[Data excerpts]
----------------

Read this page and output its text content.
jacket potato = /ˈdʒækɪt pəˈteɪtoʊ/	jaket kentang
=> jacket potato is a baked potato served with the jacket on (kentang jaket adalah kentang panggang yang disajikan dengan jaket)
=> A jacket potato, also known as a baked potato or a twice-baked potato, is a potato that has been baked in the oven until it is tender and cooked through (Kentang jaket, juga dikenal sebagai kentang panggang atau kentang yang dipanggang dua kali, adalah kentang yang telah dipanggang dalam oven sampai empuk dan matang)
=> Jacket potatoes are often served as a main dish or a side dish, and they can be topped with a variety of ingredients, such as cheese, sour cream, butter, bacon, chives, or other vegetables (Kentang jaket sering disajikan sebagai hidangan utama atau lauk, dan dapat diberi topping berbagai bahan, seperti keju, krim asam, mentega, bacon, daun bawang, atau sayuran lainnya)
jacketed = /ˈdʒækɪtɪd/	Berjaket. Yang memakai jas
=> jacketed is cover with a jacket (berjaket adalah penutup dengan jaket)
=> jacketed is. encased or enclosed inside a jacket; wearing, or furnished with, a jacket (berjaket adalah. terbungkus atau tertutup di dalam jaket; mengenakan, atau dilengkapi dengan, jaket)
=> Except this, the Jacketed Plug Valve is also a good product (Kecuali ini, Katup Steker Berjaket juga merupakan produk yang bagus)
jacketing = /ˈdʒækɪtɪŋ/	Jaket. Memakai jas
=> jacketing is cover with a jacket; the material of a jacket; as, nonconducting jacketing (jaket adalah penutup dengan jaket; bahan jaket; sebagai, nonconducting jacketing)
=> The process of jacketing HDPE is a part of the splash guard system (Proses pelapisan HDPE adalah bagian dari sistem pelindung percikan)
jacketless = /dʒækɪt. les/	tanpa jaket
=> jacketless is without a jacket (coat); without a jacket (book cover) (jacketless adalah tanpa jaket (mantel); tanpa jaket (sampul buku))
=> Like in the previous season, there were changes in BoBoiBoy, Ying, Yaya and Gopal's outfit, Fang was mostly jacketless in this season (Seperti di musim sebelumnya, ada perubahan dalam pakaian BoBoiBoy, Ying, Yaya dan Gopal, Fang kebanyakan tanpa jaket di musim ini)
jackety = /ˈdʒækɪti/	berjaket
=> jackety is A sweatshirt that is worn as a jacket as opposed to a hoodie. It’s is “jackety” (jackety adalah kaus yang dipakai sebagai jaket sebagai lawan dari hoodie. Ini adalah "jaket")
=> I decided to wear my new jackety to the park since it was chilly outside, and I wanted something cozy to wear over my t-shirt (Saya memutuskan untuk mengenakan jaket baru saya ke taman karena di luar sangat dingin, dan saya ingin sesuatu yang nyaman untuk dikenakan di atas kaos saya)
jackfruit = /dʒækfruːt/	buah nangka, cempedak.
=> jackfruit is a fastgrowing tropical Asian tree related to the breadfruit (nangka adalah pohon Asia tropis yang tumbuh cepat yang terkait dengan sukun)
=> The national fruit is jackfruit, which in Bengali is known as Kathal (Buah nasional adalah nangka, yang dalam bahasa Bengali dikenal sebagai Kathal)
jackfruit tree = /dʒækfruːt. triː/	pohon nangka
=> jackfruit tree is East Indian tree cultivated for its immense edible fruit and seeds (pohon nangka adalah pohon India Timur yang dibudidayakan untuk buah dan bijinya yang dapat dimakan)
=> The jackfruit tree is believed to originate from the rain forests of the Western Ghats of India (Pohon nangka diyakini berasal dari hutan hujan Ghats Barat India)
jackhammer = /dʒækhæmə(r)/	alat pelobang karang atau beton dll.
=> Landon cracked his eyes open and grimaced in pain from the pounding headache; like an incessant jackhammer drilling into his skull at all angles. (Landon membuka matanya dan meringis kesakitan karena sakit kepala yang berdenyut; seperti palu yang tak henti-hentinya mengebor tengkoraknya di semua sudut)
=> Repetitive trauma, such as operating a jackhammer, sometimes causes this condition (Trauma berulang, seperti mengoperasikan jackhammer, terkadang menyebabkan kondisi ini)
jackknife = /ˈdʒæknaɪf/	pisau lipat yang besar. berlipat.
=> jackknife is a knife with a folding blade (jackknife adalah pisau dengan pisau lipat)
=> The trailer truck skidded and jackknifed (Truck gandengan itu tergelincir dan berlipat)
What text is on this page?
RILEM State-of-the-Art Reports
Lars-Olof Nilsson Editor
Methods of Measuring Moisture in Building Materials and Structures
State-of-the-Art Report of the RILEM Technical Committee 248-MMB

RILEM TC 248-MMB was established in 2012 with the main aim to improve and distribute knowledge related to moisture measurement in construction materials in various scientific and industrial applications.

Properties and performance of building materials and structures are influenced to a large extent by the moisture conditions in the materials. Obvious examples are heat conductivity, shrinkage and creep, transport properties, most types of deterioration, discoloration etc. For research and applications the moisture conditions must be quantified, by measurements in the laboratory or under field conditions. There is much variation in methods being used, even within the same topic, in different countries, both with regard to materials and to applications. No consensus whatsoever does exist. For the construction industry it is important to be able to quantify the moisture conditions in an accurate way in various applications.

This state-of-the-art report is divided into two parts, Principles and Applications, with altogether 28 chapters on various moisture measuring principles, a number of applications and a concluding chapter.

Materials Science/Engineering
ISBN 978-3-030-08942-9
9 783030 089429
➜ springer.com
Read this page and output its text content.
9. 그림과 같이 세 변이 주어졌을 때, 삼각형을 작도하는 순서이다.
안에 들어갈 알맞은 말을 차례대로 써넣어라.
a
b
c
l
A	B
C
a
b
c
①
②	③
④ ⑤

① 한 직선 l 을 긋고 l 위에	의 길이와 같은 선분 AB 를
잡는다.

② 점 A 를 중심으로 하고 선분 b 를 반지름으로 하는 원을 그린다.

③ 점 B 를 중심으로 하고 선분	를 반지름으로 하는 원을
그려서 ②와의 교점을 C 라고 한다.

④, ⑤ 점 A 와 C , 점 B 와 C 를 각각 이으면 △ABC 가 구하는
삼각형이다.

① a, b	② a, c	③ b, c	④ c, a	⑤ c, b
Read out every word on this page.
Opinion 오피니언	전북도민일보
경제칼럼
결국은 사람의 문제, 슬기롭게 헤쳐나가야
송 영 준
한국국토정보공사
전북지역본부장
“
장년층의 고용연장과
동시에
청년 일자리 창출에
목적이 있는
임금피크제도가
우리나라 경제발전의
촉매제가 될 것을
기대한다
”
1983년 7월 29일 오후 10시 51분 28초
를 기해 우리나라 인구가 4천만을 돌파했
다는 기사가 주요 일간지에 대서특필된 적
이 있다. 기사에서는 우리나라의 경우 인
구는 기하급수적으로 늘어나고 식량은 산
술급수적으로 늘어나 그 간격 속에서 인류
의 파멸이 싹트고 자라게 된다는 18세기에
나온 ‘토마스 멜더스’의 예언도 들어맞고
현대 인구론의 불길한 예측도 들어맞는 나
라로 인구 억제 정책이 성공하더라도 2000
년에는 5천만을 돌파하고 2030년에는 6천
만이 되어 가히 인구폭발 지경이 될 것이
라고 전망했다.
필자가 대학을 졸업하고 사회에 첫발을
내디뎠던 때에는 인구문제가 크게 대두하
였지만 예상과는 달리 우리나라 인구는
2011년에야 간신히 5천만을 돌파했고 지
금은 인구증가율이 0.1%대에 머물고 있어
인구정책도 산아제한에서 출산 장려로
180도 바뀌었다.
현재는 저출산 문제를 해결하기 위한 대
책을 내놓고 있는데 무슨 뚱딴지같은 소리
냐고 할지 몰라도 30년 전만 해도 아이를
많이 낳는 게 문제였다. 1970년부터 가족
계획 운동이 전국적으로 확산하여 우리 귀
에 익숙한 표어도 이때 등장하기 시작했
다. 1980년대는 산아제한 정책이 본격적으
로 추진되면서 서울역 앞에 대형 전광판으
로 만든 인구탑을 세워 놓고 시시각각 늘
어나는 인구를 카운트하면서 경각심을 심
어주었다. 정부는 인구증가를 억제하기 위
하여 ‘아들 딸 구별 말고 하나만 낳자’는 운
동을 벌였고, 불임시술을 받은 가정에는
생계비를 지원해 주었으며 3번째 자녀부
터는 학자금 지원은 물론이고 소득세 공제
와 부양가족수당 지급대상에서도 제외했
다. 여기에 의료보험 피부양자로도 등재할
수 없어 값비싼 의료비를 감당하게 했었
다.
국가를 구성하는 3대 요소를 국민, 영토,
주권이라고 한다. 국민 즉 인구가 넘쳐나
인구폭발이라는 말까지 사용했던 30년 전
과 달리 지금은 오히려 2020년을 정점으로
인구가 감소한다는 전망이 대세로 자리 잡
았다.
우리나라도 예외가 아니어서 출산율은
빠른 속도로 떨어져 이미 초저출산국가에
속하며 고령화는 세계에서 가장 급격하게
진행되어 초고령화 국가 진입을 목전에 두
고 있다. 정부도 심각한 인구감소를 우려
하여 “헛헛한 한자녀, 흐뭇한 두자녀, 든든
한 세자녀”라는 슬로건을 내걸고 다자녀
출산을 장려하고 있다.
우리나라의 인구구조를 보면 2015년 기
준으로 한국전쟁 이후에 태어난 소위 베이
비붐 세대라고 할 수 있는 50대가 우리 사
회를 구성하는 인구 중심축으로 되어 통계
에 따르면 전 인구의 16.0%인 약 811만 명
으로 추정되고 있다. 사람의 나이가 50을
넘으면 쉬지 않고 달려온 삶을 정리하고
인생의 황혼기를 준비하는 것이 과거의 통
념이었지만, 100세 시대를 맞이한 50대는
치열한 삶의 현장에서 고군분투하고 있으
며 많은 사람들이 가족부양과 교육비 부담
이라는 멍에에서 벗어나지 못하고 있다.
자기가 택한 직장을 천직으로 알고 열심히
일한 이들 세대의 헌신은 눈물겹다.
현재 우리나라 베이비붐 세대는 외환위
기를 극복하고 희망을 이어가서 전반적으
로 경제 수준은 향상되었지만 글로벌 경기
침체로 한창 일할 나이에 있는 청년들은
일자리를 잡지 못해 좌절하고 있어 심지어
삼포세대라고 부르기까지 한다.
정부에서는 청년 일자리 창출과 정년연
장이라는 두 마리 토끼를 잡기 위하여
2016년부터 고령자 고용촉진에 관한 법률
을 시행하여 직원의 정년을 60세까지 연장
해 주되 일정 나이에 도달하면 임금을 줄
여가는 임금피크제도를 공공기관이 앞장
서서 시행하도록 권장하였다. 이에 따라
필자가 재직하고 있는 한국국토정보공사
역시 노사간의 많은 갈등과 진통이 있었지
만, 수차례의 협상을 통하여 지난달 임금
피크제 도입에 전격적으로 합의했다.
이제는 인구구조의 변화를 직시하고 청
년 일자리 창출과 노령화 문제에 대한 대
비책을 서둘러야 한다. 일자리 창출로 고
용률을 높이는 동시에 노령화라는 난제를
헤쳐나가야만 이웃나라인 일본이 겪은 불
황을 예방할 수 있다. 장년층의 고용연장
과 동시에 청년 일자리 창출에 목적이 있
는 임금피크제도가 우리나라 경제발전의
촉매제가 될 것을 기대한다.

----------------

**Task details:**
Give the number of lines in the records above that contain the word "우리나라의". Reply with that number alone.

**Full answer:**
2